§ **Goal of the exercise**
Your task is to repeat the listing exactly.

§ **Saved entries**
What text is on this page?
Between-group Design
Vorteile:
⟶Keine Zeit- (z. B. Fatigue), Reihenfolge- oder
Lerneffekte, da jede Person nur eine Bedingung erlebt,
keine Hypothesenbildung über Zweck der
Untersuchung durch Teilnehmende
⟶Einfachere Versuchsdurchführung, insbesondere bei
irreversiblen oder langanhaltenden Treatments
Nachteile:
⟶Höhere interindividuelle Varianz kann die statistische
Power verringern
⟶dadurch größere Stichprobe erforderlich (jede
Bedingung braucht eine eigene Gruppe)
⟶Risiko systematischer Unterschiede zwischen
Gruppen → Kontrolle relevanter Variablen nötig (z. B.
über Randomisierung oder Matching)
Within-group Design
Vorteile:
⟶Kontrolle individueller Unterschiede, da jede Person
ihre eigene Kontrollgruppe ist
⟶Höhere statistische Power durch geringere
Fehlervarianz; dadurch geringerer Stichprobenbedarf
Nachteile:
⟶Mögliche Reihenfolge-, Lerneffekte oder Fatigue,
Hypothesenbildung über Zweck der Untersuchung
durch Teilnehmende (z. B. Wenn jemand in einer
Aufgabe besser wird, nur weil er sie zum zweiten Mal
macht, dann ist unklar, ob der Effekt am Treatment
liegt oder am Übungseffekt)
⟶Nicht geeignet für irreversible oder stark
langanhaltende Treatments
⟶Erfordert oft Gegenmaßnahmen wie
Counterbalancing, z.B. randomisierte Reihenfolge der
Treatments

§ **The reply**
What text is on this page?
Between-group Design
Vorteile:
⟶Keine Zeit- (z. B. Fatigue), Reihenfolge- oder
Lerneffekte, da jede Person nur eine Bedingung erlebt,
keine Hypothesenbildung über Zweck der
Untersuchung durch Teilnehmende
⟶Einfachere Versuchsdurchführung, insbesondere bei
irreversiblen oder langanhaltenden Treatments
Nachteile:
⟶Höhere interindividuelle Varianz kann die statistische
Power verringern
⟶dadurch größere Stichprobe erforderlich (jede
Bedingung braucht eine eigene Gruppe)
⟶Risiko systematischer Unterschiede zwischen
Gruppen → Kontrolle relevanter Variablen nötig (z. B.
über Randomisierung oder Matching)
Within-group Design
Vorteile:
⟶Kontrolle individueller Unterschiede, da jede Person
ihre eigene Kontrollgruppe ist
⟶Höhere statistische Power durch geringere
Fehlervarianz; dadurch geringerer Stichprobenbedarf
Nachteile:
⟶Mögliche Reihenfolge-, Lerneffekte oder Fatigue,
Hypothesenbildung über Zweck der Untersuchung
durch Teilnehmende (z. B. Wenn jemand in einer
Aufgabe besser wird, nur weil er sie zum zweiten Mal
macht, dann ist unklar, ob der Effekt am Treatment
liegt oder am Übungseffekt)
⟶Nicht geeignet für irreversible oder stark
langanhaltende Treatments
⟶Erfordert oft Gegenmaßnahmen wie
Counterbalancing, z.B. randomisierte Reihenfolge der
Treatments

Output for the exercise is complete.